Stated exercise: Copy all lines of the listing that include the string "reperului".

Listed entries:
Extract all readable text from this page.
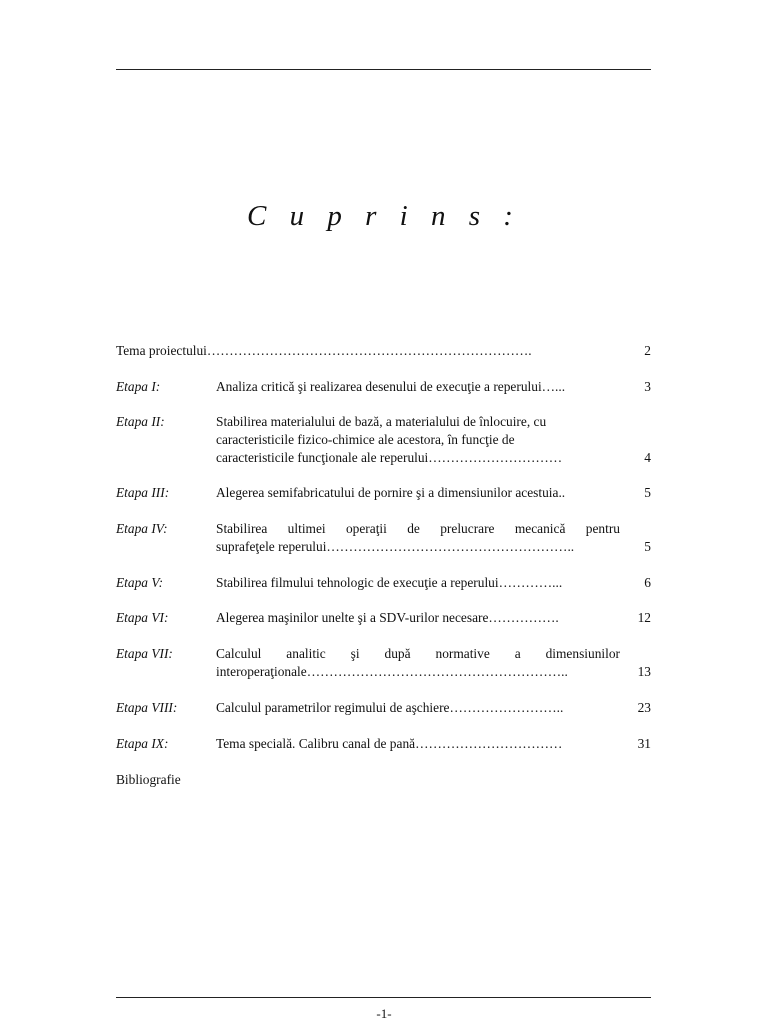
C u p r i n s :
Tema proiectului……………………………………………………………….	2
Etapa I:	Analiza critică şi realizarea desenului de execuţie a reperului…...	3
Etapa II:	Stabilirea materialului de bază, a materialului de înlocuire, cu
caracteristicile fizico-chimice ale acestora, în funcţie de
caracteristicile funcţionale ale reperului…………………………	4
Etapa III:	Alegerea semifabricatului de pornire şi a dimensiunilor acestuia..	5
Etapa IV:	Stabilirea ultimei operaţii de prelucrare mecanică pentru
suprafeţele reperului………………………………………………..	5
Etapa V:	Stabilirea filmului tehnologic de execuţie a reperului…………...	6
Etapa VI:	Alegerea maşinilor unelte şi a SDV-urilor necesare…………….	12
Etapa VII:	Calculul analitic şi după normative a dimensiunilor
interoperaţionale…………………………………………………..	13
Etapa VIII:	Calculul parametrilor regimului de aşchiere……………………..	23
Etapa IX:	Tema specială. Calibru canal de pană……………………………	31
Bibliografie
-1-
---
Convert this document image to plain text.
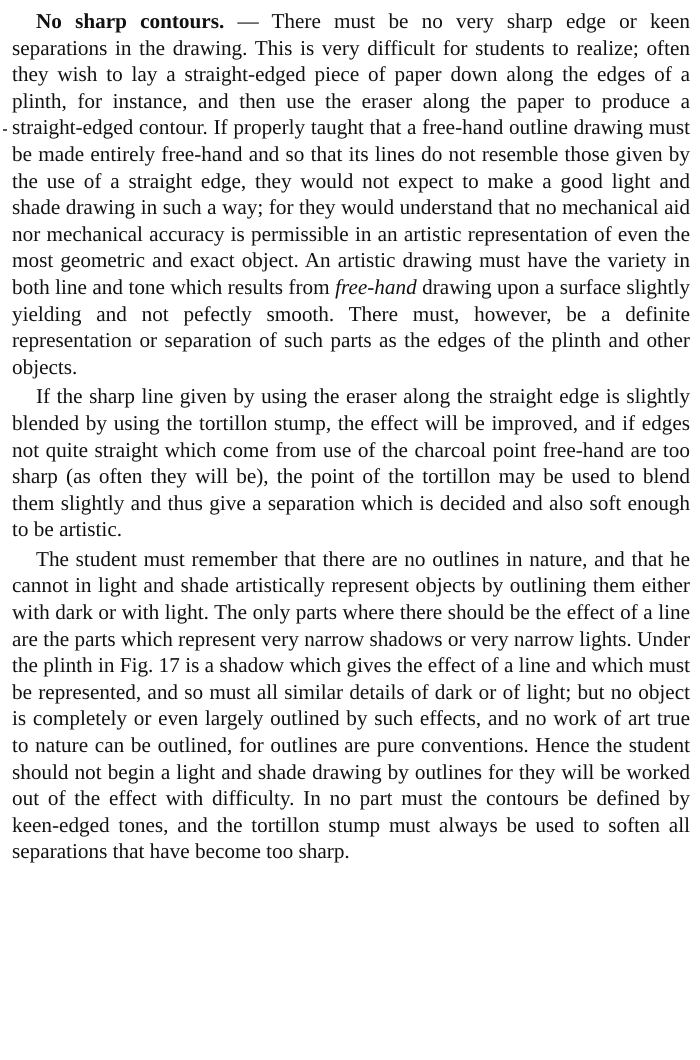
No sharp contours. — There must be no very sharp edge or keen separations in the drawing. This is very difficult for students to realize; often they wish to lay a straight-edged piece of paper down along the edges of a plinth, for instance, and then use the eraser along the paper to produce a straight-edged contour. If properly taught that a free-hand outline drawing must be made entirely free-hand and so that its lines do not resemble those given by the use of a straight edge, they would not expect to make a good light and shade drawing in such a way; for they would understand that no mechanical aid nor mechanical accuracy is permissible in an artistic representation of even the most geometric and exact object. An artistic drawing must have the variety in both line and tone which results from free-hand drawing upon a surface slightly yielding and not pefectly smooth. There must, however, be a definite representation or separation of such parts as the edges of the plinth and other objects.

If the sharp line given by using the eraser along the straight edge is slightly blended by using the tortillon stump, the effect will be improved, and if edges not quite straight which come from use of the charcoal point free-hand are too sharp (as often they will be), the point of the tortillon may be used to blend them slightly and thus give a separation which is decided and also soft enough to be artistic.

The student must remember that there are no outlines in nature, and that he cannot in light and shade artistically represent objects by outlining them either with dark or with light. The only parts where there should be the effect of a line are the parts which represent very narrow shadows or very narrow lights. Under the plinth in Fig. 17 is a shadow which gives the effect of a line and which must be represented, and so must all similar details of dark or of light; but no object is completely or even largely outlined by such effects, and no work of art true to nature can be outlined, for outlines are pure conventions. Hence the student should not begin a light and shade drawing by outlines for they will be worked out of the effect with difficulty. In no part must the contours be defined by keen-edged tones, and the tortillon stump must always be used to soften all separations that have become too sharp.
--
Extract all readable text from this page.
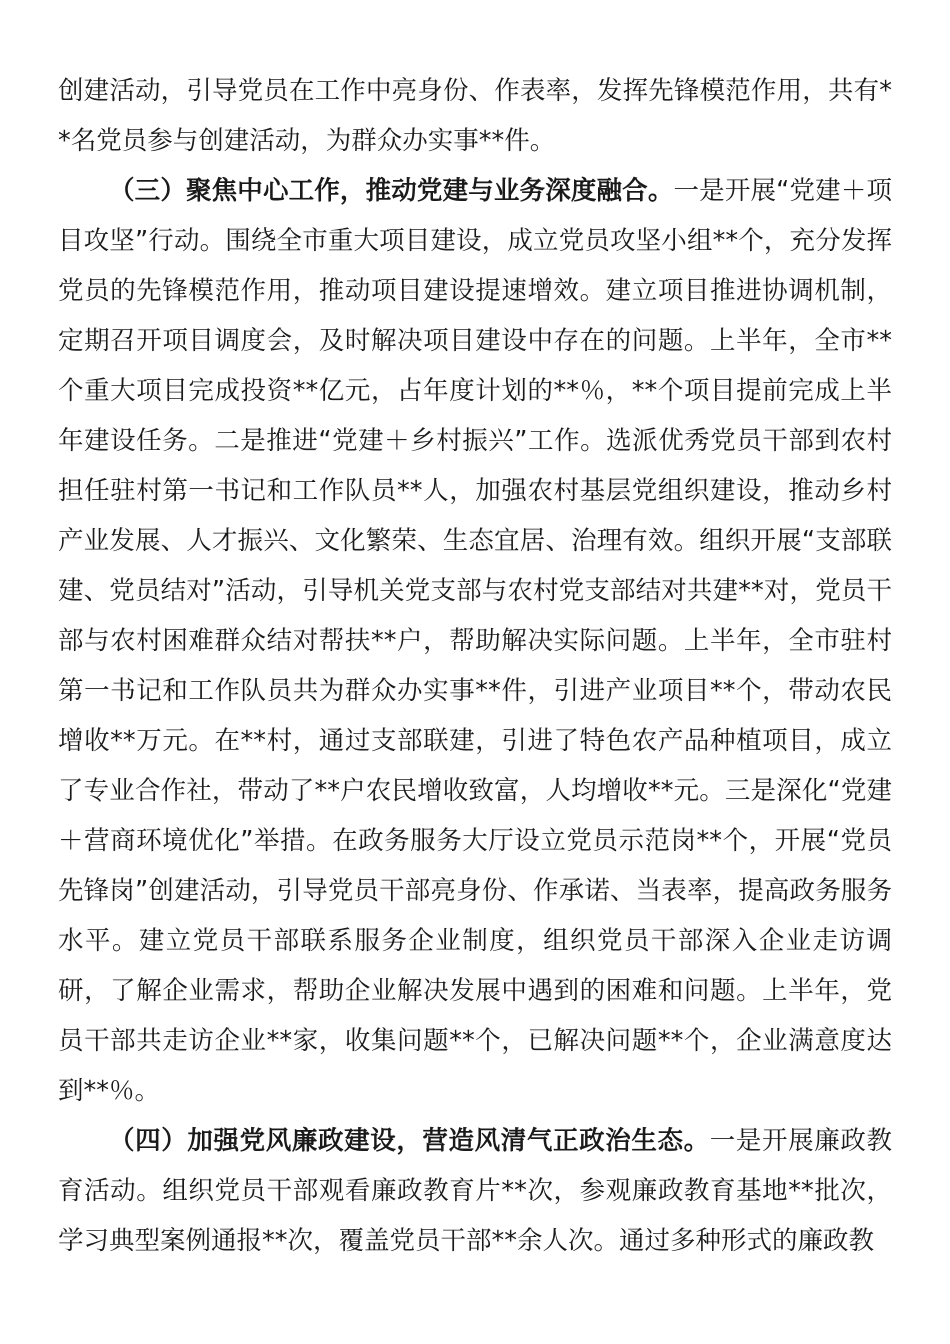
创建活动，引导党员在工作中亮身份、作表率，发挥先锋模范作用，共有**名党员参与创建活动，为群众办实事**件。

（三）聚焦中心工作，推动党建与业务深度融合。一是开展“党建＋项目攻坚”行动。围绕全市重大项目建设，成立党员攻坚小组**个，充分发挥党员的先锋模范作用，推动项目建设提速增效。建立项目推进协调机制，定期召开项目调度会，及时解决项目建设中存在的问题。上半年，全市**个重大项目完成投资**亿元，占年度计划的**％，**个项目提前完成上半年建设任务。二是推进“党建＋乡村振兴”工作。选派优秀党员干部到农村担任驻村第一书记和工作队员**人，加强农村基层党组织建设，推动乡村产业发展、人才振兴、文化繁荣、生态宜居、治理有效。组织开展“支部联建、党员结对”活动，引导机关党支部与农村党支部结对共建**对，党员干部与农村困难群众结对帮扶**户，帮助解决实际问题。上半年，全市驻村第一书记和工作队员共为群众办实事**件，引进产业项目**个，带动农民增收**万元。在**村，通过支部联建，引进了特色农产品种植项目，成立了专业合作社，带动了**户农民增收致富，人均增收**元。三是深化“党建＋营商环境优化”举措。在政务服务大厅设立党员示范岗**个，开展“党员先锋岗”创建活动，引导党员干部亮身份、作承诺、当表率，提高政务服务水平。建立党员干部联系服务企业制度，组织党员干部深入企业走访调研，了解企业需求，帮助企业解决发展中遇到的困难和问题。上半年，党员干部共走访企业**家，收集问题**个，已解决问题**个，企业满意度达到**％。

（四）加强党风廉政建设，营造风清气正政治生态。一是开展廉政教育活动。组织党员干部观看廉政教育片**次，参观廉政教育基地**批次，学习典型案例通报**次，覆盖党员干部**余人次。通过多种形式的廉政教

Exercise output:
Etapa I:	Analiza critică şi realizarea desenului de execuţie a reperului…...	3
caracteristicile funcţionale ale reperului…………………………	4
suprafeţele reperului………………………………………………..	5
Etapa V:	Stabilirea filmului tehnologic de execuţie a reperului…………...	6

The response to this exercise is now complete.